- **Given problem**:
Give back the full listing, character for character, with no pictures.

[Stored entries]

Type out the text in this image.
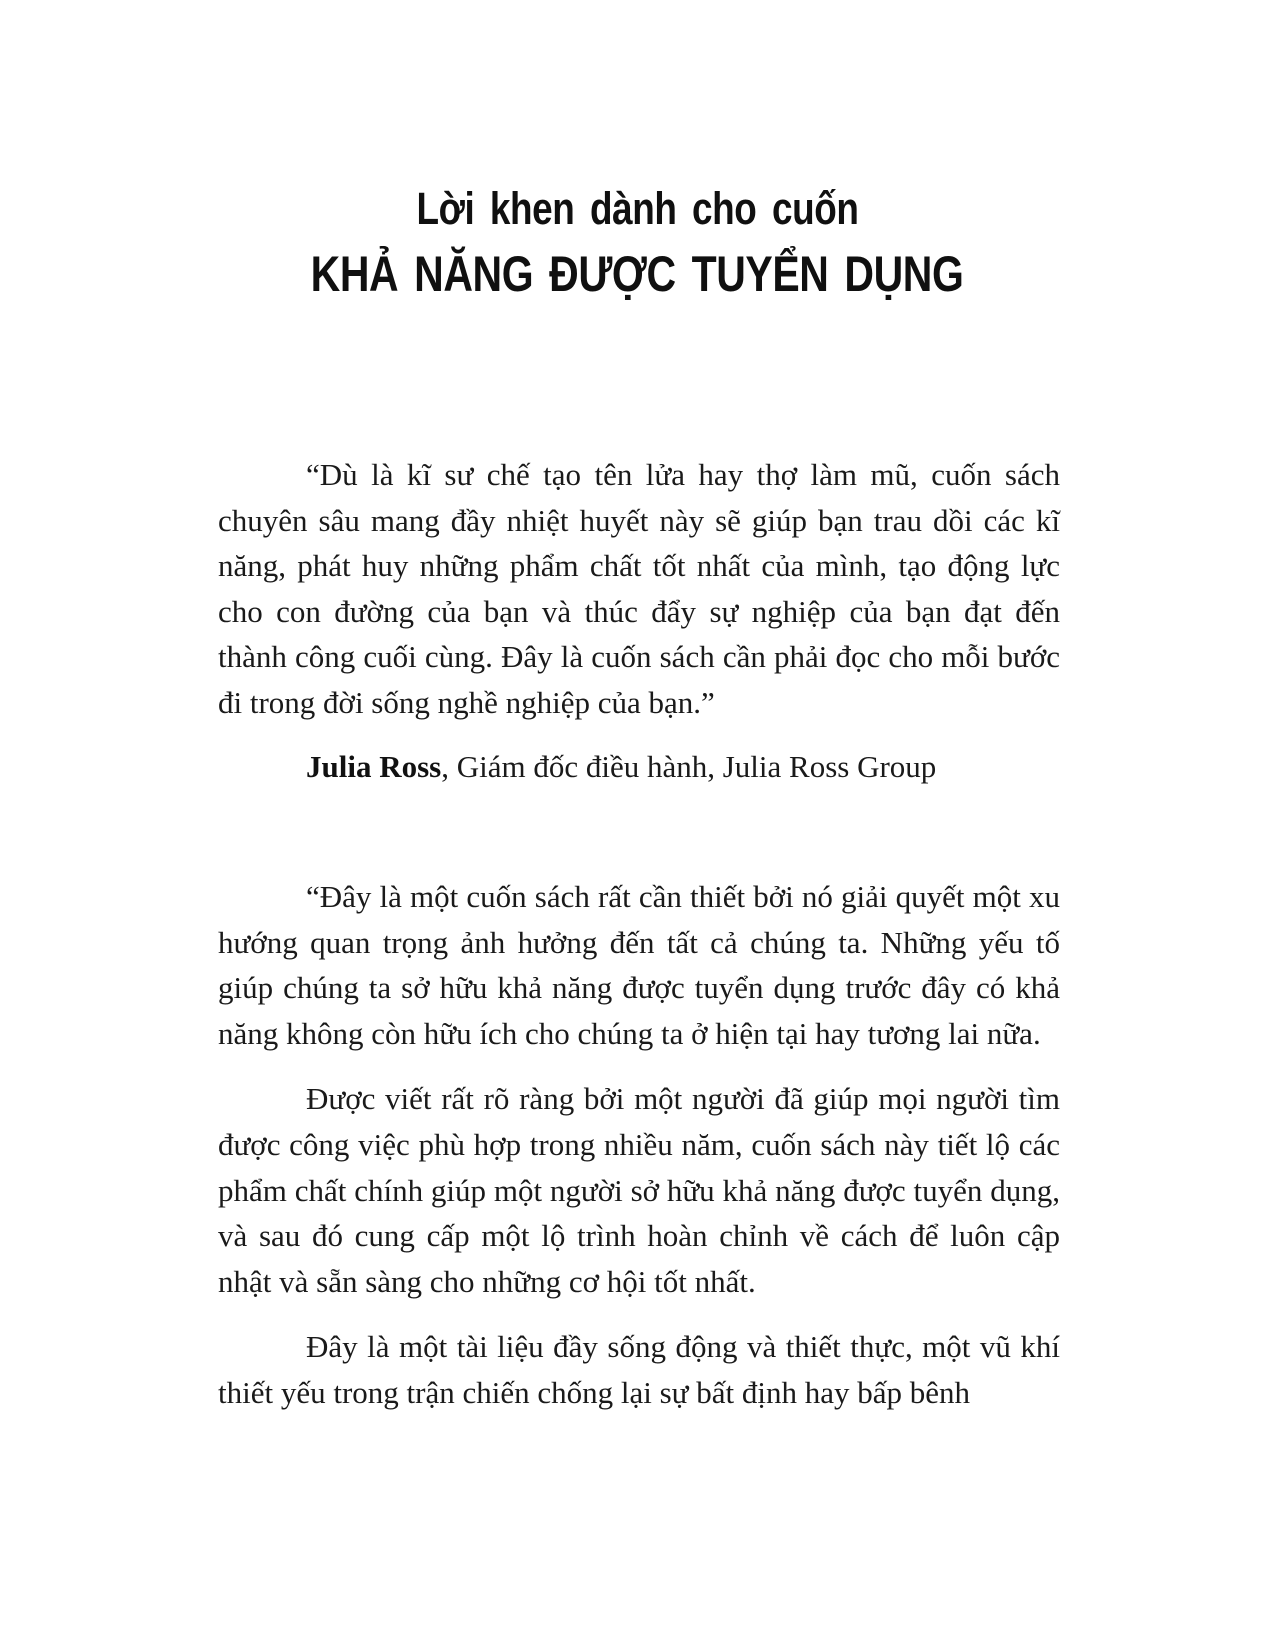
Lời khen dành cho cuốn
KHẢ NĂNG ĐƯỢC TUYỂN DỤNG

“Dù là kĩ sư chế tạo tên lửa hay thợ làm mũ, cuốn sách chuyên sâu mang đầy nhiệt huyết này sẽ giúp bạn trau dồi các kĩ năng, phát huy những phẩm chất tốt nhất của mình, tạo động lực cho con đường của bạn và thúc đẩy sự nghiệp của bạn đạt đến thành công cuối cùng. Đây là cuốn sách cần phải đọc cho mỗi bước đi trong đời sống nghề nghiệp của bạn.”

Julia Ross, Giám đốc điều hành, Julia Ross Group

“Đây là một cuốn sách rất cần thiết bởi nó giải quyết một xu hướng quan trọng ảnh hưởng đến tất cả chúng ta. Những yếu tố giúp chúng ta sở hữu khả năng được tuyển dụng trước đây có khả năng không còn hữu ích cho chúng ta ở hiện tại hay tương lai nữa.

Được viết rất rõ ràng bởi một người đã giúp mọi người tìm được công việc phù hợp trong nhiều năm, cuốn sách này tiết lộ các phẩm chất chính giúp một người sở hữu khả năng được tuyển dụng, và sau đó cung cấp một lộ trình hoàn chỉnh về cách để luôn cập nhật và sẵn sàng cho những cơ hội tốt nhất.

Đây là một tài liệu đầy sống động và thiết thực, một vũ khí thiết yếu trong trận chiến chống lại sự bất định hay bấp bênh
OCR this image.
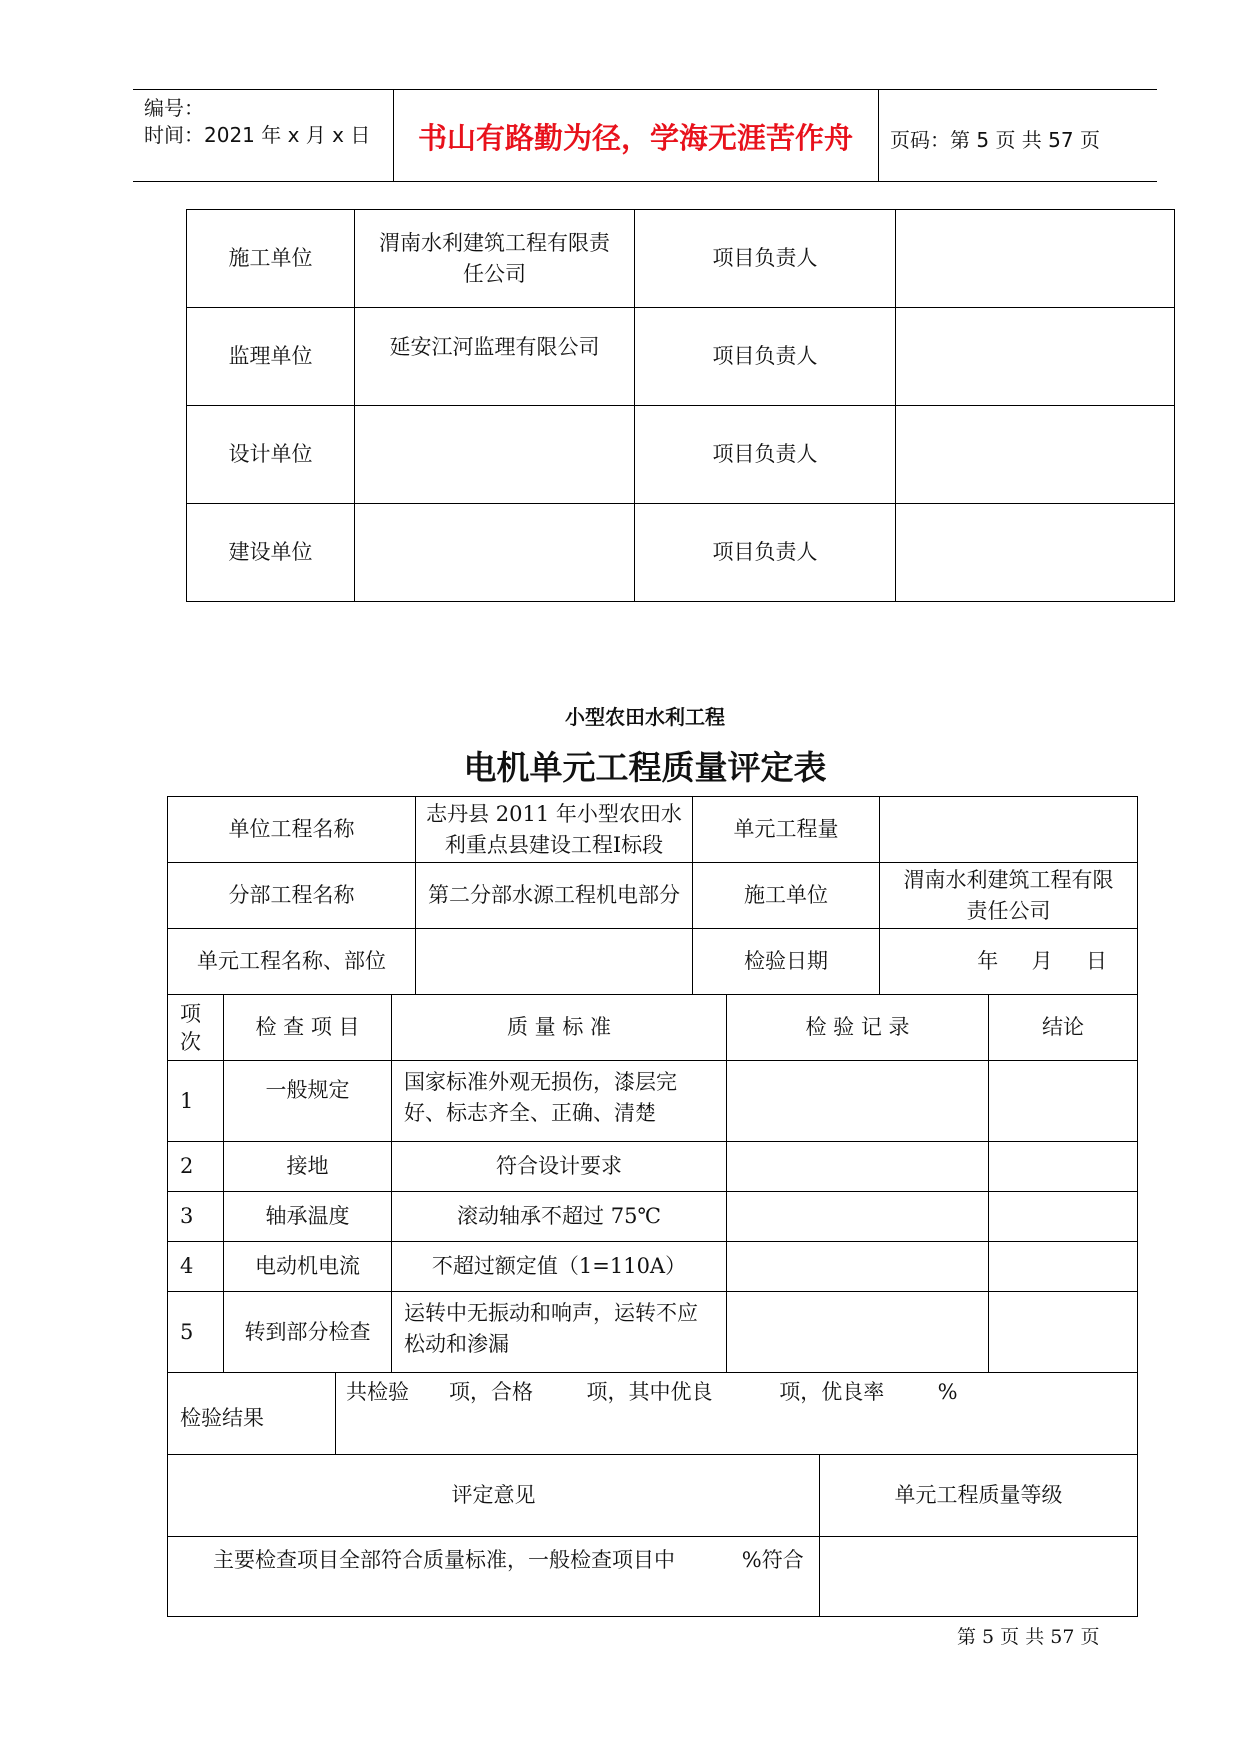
编号：
时间：2021 年 x 月 x 日	书山有路勤为径，学海无涯苦作舟	页码：第 5 页 共 57 页
施工单位	渭南水利建筑工程有限责任公司	项目负责人	
监理单位	延安江河监理有限公司	项目负责人	
设计单位		项目负责人	
建设单位		项目负责人	
小型农田水利工程
电机单元工程质量评定表
单位工程名称	志丹县 2011 年小型农田水利重点县建设工程Ⅰ标段	单元工程量	
分部工程名称	第二分部水源工程机电部分	施工单位	渭南水利建筑工程有限责任公司
单元工程名称、部位		检验日期	年     月     日
项次	检 查 项 目	质 量 标 准	检 验 记 录	结论
1	一般规定	国家标准外观无损伤，漆层完好、标志齐全、正确、清楚		
2	接地	符合设计要求		
3	轴承温度	滚动轴承不超过 75℃		
4	电动机电流	不超过额定值（1=110A）		
5	转到部分检查	运转中无振动和响声，运转不应松动和渗漏		
检验结果	共检验      项，合格        项，其中优良          项，优良率        %
评定意见	单元工程质量等级
主要检查项目全部符合质量标准，一般检查项目中          %符合	
第 5 页 共 57 页
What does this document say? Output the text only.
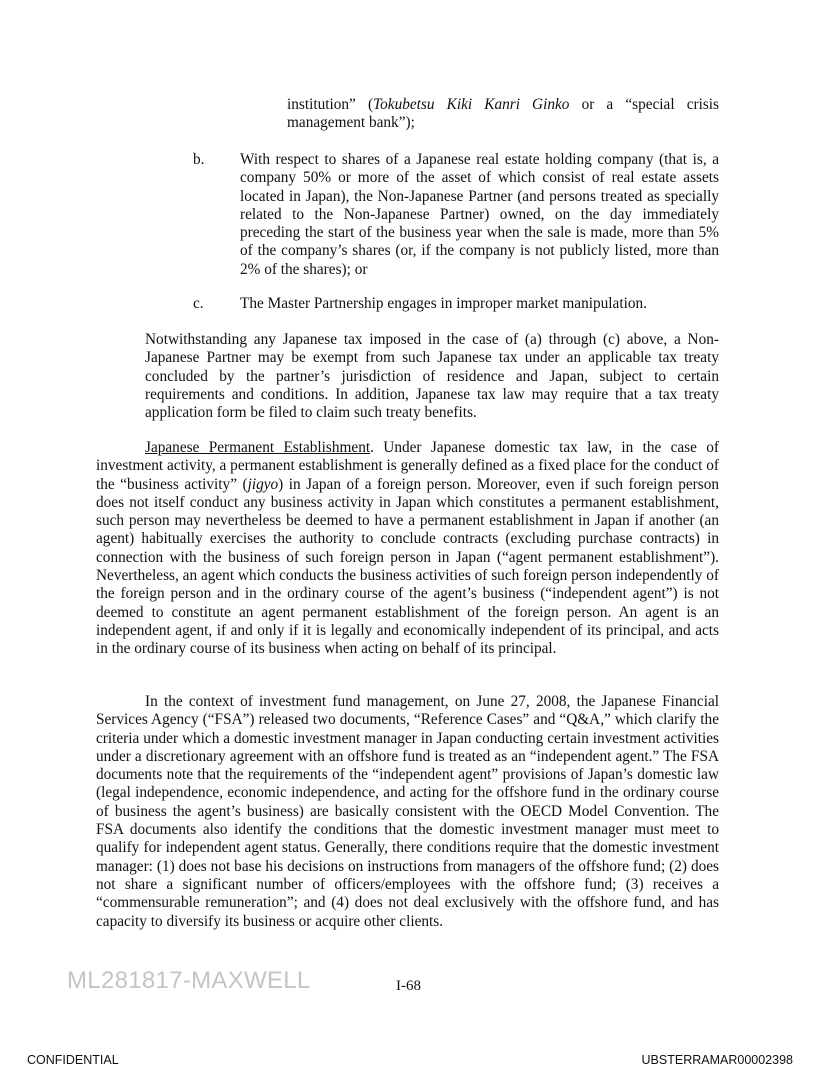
institution” (Tokubetsu Kiki Kanri Ginko or a “special crisis management bank”);
b. With respect to shares of a Japanese real estate holding company (that is, a company 50% or more of the asset of which consist of real estate assets located in Japan), the Non-Japanese Partner (and persons treated as specially related to the Non-Japanese Partner) owned, on the day immediately preceding the start of the business year when the sale is made, more than 5% of the company’s shares (or, if the company is not publicly listed, more than 2% of the shares); or
c. The Master Partnership engages in improper market manipulation.
Notwithstanding any Japanese tax imposed in the case of (a) through (c) above, a Non-Japanese Partner may be exempt from such Japanese tax under an applicable tax treaty concluded by the partner’s jurisdiction of residence and Japan, subject to certain requirements and conditions. In addition, Japanese tax law may require that a tax treaty application form be filed to claim such treaty benefits.
Japanese Permanent Establishment. Under Japanese domestic tax law, in the case of investment activity, a permanent establishment is generally defined as a fixed place for the conduct of the “business activity” (jigyo) in Japan of a foreign person. Moreover, even if such foreign person does not itself conduct any business activity in Japan which constitutes a permanent establishment, such person may nevertheless be deemed to have a permanent establishment in Japan if another (an agent) habitually exercises the authority to conclude contracts (excluding purchase contracts) in connection with the business of such foreign person in Japan (“agent permanent establishment”). Nevertheless, an agent which conducts the business activities of such foreign person independently of the foreign person and in the ordinary course of the agent’s business (“independent agent”) is not deemed to constitute an agent permanent establishment of the foreign person. An agent is an independent agent, if and only if it is legally and economically independent of its principal, and acts in the ordinary course of its business when acting on behalf of its principal.
In the context of investment fund management, on June 27, 2008, the Japanese Financial Services Agency (“FSA”) released two documents, “Reference Cases” and “Q&A,” which clarify the criteria under which a domestic investment manager in Japan conducting certain investment activities under a discretionary agreement with an offshore fund is treated as an “independent agent.” The FSA documents note that the requirements of the “independent agent” provisions of Japan’s domestic law (legal independence, economic independence, and acting for the offshore fund in the ordinary course of business the agent’s business) are basically consistent with the OECD Model Convention. The FSA documents also identify the conditions that the domestic investment manager must meet to qualify for independent agent status. Generally, there conditions require that the domestic investment manager: (1) does not base his decisions on instructions from managers of the offshore fund; (2) does not share a significant number of officers/employees with the offshore fund; (3) receives a “commensurable remuneration”; and (4) does not deal exclusively with the offshore fund, and has capacity to diversify its business or acquire other clients.
ML281817-MAXWELL	I-68
CONFIDENTIAL	UBSTERRAMAR00002398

- **Full solution**:
Type out the text in this image.
Lời khen dành cho cuốn
KHẢ NĂNG ĐƯỢC TUYỂN DỤNG

“Dù là kĩ sư chế tạo tên lửa hay thợ làm mũ, cuốn sách chuyên sâu mang đầy nhiệt huyết này sẽ giúp bạn trau dồi các kĩ năng, phát huy những phẩm chất tốt nhất của mình, tạo động lực cho con đường của bạn và thúc đẩy sự nghiệp của bạn đạt đến thành công cuối cùng. Đây là cuốn sách cần phải đọc cho mỗi bước đi trong đời sống nghề nghiệp của bạn.”

Julia Ross, Giám đốc điều hành, Julia Ross Group

“Đây là một cuốn sách rất cần thiết bởi nó giải quyết một xu hướng quan trọng ảnh hưởng đến tất cả chúng ta. Những yếu tố giúp chúng ta sở hữu khả năng được tuyển dụng trước đây có khả năng không còn hữu ích cho chúng ta ở hiện tại hay tương lai nữa.

Được viết rất rõ ràng bởi một người đã giúp mọi người tìm được công việc phù hợp trong nhiều năm, cuốn sách này tiết lộ các phẩm chất chính giúp một người sở hữu khả năng được tuyển dụng, và sau đó cung cấp một lộ trình hoàn chỉnh về cách để luôn cập nhật và sẵn sàng cho những cơ hội tốt nhất.

Đây là một tài liệu đầy sống động và thiết thực, một vũ khí thiết yếu trong trận chiến chống lại sự bất định hay bấp bênh
OCR this image.
编号：
时间：2021 年 x 月 x 日	书山有路勤为径，学海无涯苦作舟	页码：第 5 页 共 57 页
施工单位	渭南水利建筑工程有限责任公司	项目负责人	
监理单位	延安江河监理有限公司	项目负责人	
设计单位		项目负责人	
建设单位		项目负责人	
小型农田水利工程
电机单元工程质量评定表
单位工程名称	志丹县 2011 年小型农田水利重点县建设工程Ⅰ标段	单元工程量	
分部工程名称	第二分部水源工程机电部分	施工单位	渭南水利建筑工程有限责任公司
单元工程名称、部位		检验日期	年     月     日
项次	检 查 项 目	质 量 标 准	检 验 记 录	结论
1	一般规定	国家标准外观无损伤，漆层完好、标志齐全、正确、清楚		
2	接地	符合设计要求		
3	轴承温度	滚动轴承不超过 75℃		
4	电动机电流	不超过额定值（1=110A）		
5	转到部分检查	运转中无振动和响声，运转不应松动和渗漏		
检验结果	共检验      项，合格        项，其中优良          项，优良率        %
评定意见	单元工程质量等级
主要检查项目全部符合质量标准，一般检查项目中          %符合	
第 5 页 共 57 页
What does this document say? Output the text only.
institution” (Tokubetsu Kiki Kanri Ginko or a “special crisis management bank”);
b. With respect to shares of a Japanese real estate holding company (that is, a company 50% or more of the asset of which consist of real estate assets located in Japan), the Non-Japanese Partner (and persons treated as specially related to the Non-Japanese Partner) owned, on the day immediately preceding the start of the business year when the sale is made, more than 5% of the company’s shares (or, if the company is not publicly listed, more than 2% of the shares); or
c. The Master Partnership engages in improper market manipulation.
Notwithstanding any Japanese tax imposed in the case of (a) through (c) above, a Non-Japanese Partner may be exempt from such Japanese tax under an applicable tax treaty concluded by the partner’s jurisdiction of residence and Japan, subject to certain requirements and conditions. In addition, Japanese tax law may require that a tax treaty application form be filed to claim such treaty benefits.
Japanese Permanent Establishment. Under Japanese domestic tax law, in the case of investment activity, a permanent establishment is generally defined as a fixed place for the conduct of the “business activity” (jigyo) in Japan of a foreign person. Moreover, even if such foreign person does not itself conduct any business activity in Japan which constitutes a permanent establishment, such person may nevertheless be deemed to have a permanent establishment in Japan if another (an agent) habitually exercises the authority to conclude contracts (excluding purchase contracts) in connection with the business of such foreign person in Japan (“agent permanent establishment”). Nevertheless, an agent which conducts the business activities of such foreign person independently of the foreign person and in the ordinary course of the agent’s business (“independent agent”) is not deemed to constitute an agent permanent establishment of the foreign person. An agent is an independent agent, if and only if it is legally and economically independent of its principal, and acts in the ordinary course of its business when acting on behalf of its principal.
In the context of investment fund management, on June 27, 2008, the Japanese Financial Services Agency (“FSA”) released two documents, “Reference Cases” and “Q&A,” which clarify the criteria under which a domestic investment manager in Japan conducting certain investment activities under a discretionary agreement with an offshore fund is treated as an “independent agent.” The FSA documents note that the requirements of the “independent agent” provisions of Japan’s domestic law (legal independence, economic independence, and acting for the offshore fund in the ordinary course of business the agent’s business) are basically consistent with the OECD Model Convention. The FSA documents also identify the conditions that the domestic investment manager must meet to qualify for independent agent status. Generally, there conditions require that the domestic investment manager: (1) does not base his decisions on instructions from managers of the offshore fund; (2) does not share a significant number of officers/employees with the offshore fund; (3) receives a “commensurable remuneration”; and (4) does not deal exclusively with the offshore fund, and has capacity to diversify its business or acquire other clients.
ML281817-MAXWELL	I-68
CONFIDENTIAL	UBSTERRAMAR00002398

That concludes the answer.